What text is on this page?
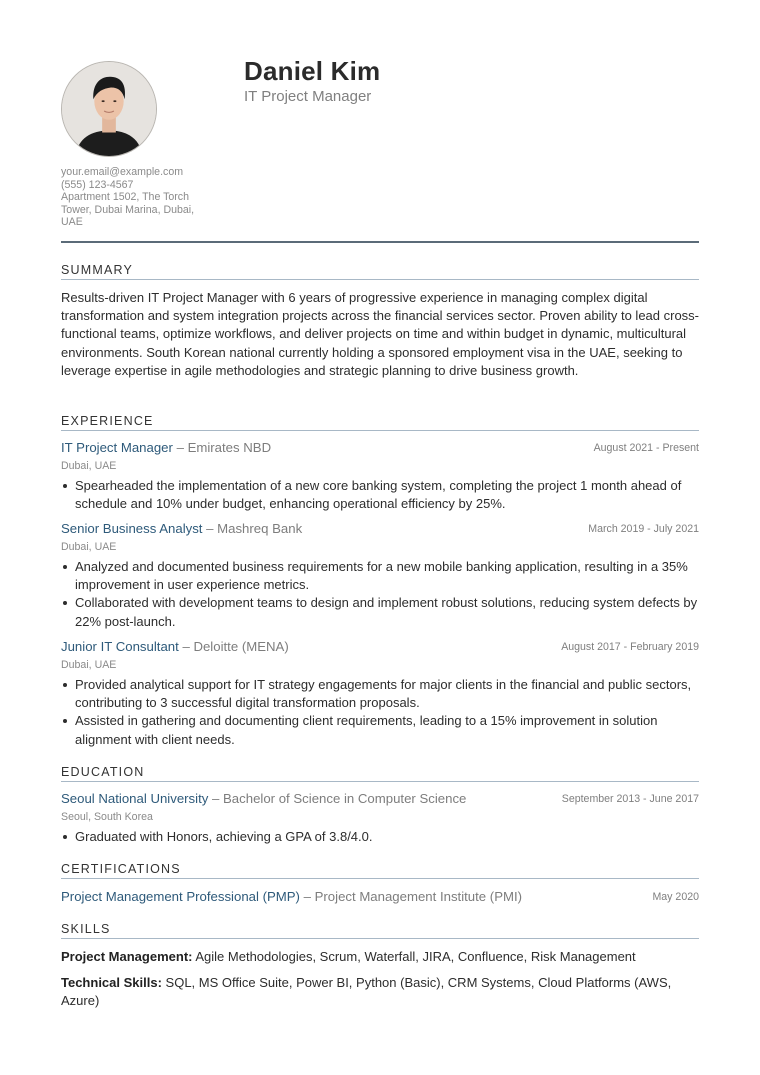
Daniel Kim
IT Project Manager
your.email@example.com
(555) 123-4567
Apartment 1502, The Torch
Tower, Dubai Marina, Dubai,
UAE
SUMMARY
Results-driven IT Project Manager with 6 years of progressive experience in managing complex digital transformation and system integration projects across the financial services sector. Proven ability to lead cross-functional teams, optimize workflows, and deliver projects on time and within budget in dynamic, multicultural environments. South Korean national currently holding a sponsored employment visa in the UAE, seeking to leverage expertise in agile methodologies and strategic planning to drive business growth.
EXPERIENCE
IT Project Manager – Emirates NBD	August 2021 - Present
Dubai, UAE
Spearheaded the implementation of a new core banking system, completing the project 1 month ahead of schedule and 10% under budget, enhancing operational efficiency by 25%.
Senior Business Analyst – Mashreq Bank	March 2019 - July 2021
Dubai, UAE
Analyzed and documented business requirements for a new mobile banking application, resulting in a 35% improvement in user experience metrics.
Collaborated with development teams to design and implement robust solutions, reducing system defects by 22% post-launch.
Junior IT Consultant – Deloitte (MENA)	August 2017 - February 2019
Dubai, UAE
Provided analytical support for IT strategy engagements for major clients in the financial and public sectors, contributing to 3 successful digital transformation proposals.
Assisted in gathering and documenting client requirements, leading to a 15% improvement in solution alignment with client needs.
EDUCATION
Seoul National University – Bachelor of Science in Computer Science	September 2013 - June 2017
Seoul, South Korea
Graduated with Honors, achieving a GPA of 3.8/4.0.
CERTIFICATIONS
Project Management Professional (PMP) – Project Management Institute (PMI)	May 2020
SKILLS
Project Management: Agile Methodologies, Scrum, Waterfall, JIRA, Confluence, Risk Management
Technical Skills: SQL, MS Office Suite, Power BI, Python (Basic), CRM Systems, Cloud Platforms (AWS, Azure)
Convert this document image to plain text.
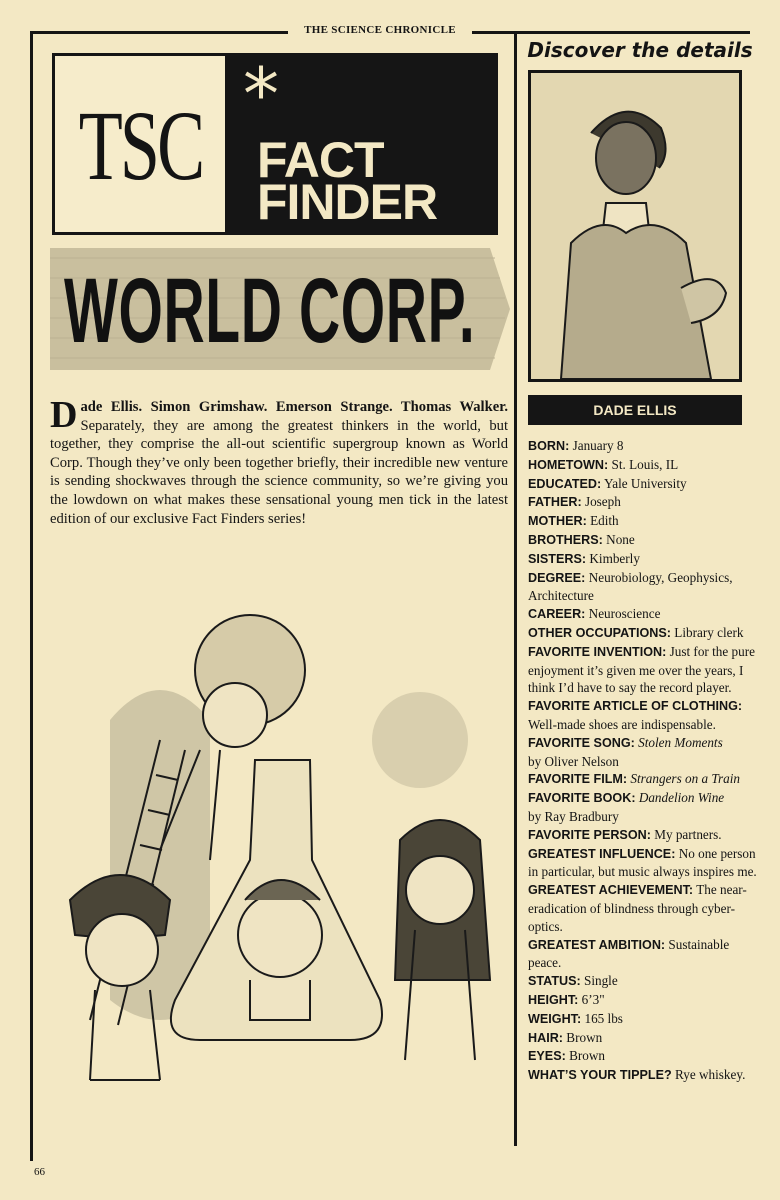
THE SCIENCE CHRONICLE
TSC *
FACT
FINDER
WORLD CORP.
Dade Ellis. Simon Grimshaw. Emerson Strange. Thomas Walker. Separately, they are among the greatest thinkers in the world, but together, they comprise the all-out scientific supergroup known as World Corp. Though they’ve only been together briefly, their incredible new venture is sending shockwaves through the science community, so we’re giving you the lowdown on what makes these sensational young men tick in the latest edition of our exclusive Fact Finders series!
Discover the details
DADE ELLIS

BORN: January 8

HOMETOWN: St. Louis, IL

EDUCATED: Yale University

FATHER: Joseph

MOTHER: Edith

BROTHERS: None

SISTERS: Kimberly

DEGREE: Neurobiology, Geophysics, Architecture

CAREER: Neuroscience

OTHER OCCUPATIONS: Library clerk

FAVORITE INVENTION: Just for the pure enjoyment it’s given me over the years, I think I’d have to say the record player.

FAVORITE ARTICLE OF CLOTHING: Well-made shoes are indispensable.

FAVORITE SONG: Stolen Moments
by Oliver Nelson

FAVORITE FILM: Strangers on a Train

FAVORITE BOOK: Dandelion Wine
by Ray Bradbury

FAVORITE PERSON: My partners.

GREATEST INFLUENCE: No one person in particular, but music always inspires me.

GREATEST ACHIEVEMENT: The near-eradication of blindness through cyber-optics.

GREATEST AMBITION: Sustainable peace.

STATUS: Single

HEIGHT: 6’3"

WEIGHT: 165 lbs

HAIR: Brown

EYES: Brown

WHAT’S YOUR TIPPLE? Rye whiskey.

66
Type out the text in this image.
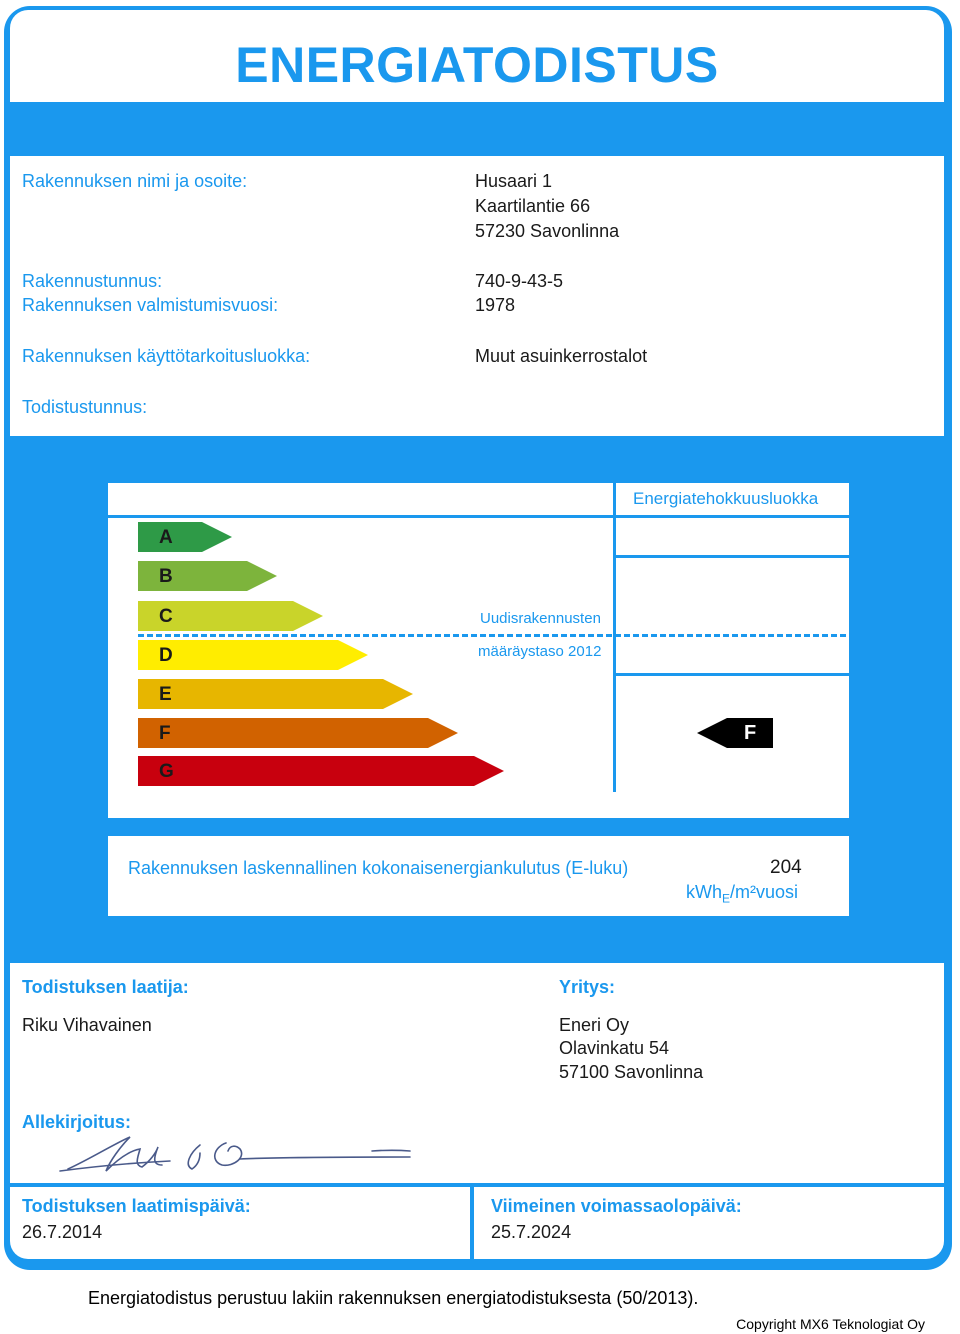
ENERGIATODISTUS
Rakennuksen nimi ja osoite:	Husaari 1
Kaartilantie 66
57230 Savonlinna
Rakennustunnus:	740-9-43-5
Rakennuksen valmistumisvuosi:	1978
Rakennuksen käyttötarkoitusluokka:	Muut asuinkerrostalot
Todistustunnus:
Energiatehokkuusluokka
A
B
C
D
E
F
G
Uudisrakennusten
määräystaso 2012
F
Rakennuksen laskennallinen kokonaisenergiankulutus (E-luku)	204
kWh$_E$/m²vuosi
Todistuksen laatija:
Riku Vihavainen
Yritys:
Eneri Oy
Olavinkatu 54
57100 Savonlinna
Allekirjoitus:
Todistuksen laatimispäivä:
26.7.2014
Viimeinen voimassaolopäivä:
25.7.2024
Energiatodistus perustuu lakiin rakennuksen energiatodistuksesta (50/2013).
Copyright MX6 Teknologiat Oy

→ **What the task requires**
Return all the lines that contain the string "Seoul".

→ **Written solution**
Seoul National University – Bachelor of Science in Computer Science	September 2013 - June 2017
Seoul, South Korea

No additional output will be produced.